*WRITTEN TASK*
Transcribe the whole listing below without changing a word, but leave out every image.

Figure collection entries
• • • • • • •
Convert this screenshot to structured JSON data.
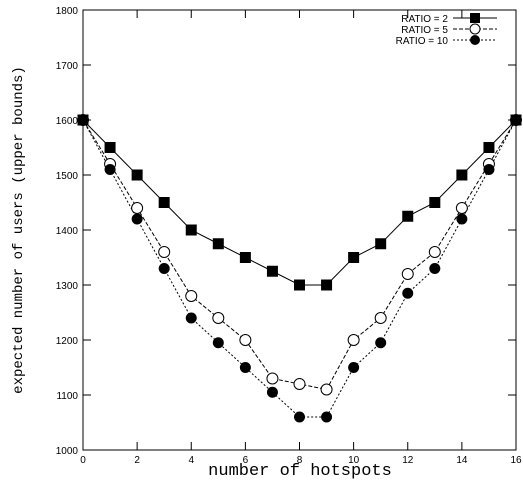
{
  "chart_data": {
    "type": "line",
    "title": "",
    "xlabel": "number of hotspots",
    "ylabel": "expected number of users (upper bounds)",
    "xlim": [
      0,
      16
    ],
    "ylim": [
      1000,
      1800
    ],
    "x_ticks": [
      "0",
      "2",
      "4",
      "6",
      "8",
      "10",
      "12",
      "14",
      "16"
    ],
    "y_ticks": [
      "1000",
      "1100",
      "1200",
      "1300",
      "1400",
      "1500",
      "1600",
      "1700",
      "1800"
    ],
    "grid": false,
    "legend_position": "top-right",
    "x": [
      0,
      1,
      2,
      3,
      4,
      5,
      6,
      7,
      8,
      9,
      10,
      11,
      12,
      13,
      14,
      15,
      16
    ],
    "series": [
      {
        "name": "RATIO = 2",
        "marker": "filled-square",
        "line": "solid",
        "values": [
          1600,
          1550,
          1500,
          1450,
          1400,
          1375,
          1350,
          1325,
          1300,
          1300,
          1350,
          1375,
          1425,
          1450,
          1500,
          1550,
          1600
        ]
      },
      {
        "name": "RATIO = 5",
        "marker": "open-circle",
        "line": "dashed",
        "values": [
          1600,
          1520,
          1440,
          1360,
          1280,
          1240,
          1200,
          1130,
          1120,
          1110,
          1200,
          1240,
          1320,
          1360,
          1440,
          1520,
          1600
        ]
      },
      {
        "name": "RATIO = 10",
        "marker": "filled-circle",
        "line": "dotted",
        "values": [
          1600,
          1510,
          1420,
          1330,
          1240,
          1195,
          1150,
          1105,
          1060,
          1060,
          1150,
          1195,
          1285,
          1330,
          1420,
          1510,
          1600
        ]
      }
    ]
  }
}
• • • • • • •
*SOLUTION TO THE PROBLEM*
Convert this screenshot to structured JSON data.
{
  "chart_data": {
    "type": "line",
    "title": "",
    "xlabel": "number of hotspots",
    "ylabel": "expected number of users (upper bounds)",
    "xlim": [
      0,
      16
    ],
    "ylim": [
      1000,
      1800
    ],
    "x_ticks": [
      "0",
      "2",
      "4",
      "6",
      "8",
      "10",
      "12",
      "14",
      "16"
    ],
    "y_ticks": [
      "1000",
      "1100",
      "1200",
      "1300",
      "1400",
      "1500",
      "1600",
      "1700",
      "1800"
    ],
    "grid": false,
    "legend_position": "top-right",
    "x": [
      0,
      1,
      2,
      3,
      4,
      5,
      6,
      7,
      8,
      9,
      10,
      11,
      12,
      13,
      14,
      15,
      16
    ],
    "series": [
      {
        "name": "RATIO = 2",
        "marker": "filled-square",
        "line": "solid",
        "values": [
          1600,
          1550,
          1500,
          1450,
          1400,
          1375,
          1350,
          1325,
          1300,
          1300,
          1350,
          1375,
          1425,
          1450,
          1500,
          1550,
          1600
        ]
      },
      {
        "name": "RATIO = 5",
        "marker": "open-circle",
        "line": "dashed",
        "values": [
          1600,
          1520,
          1440,
          1360,
          1280,
          1240,
          1200,
          1130,
          1120,
          1110,
          1200,
          1240,
          1320,
          1360,
          1440,
          1520,
          1600
        ]
      },
      {
        "name": "RATIO = 10",
        "marker": "filled-circle",
        "line": "dotted",
        "values": [
          1600,
          1510,
          1420,
          1330,
          1240,
          1195,
          1150,
          1105,
          1060,
          1060,
          1150,
          1195,
          1285,
          1330,
          1420,
          1510,
          1600
        ]
      }
    ]
  }
}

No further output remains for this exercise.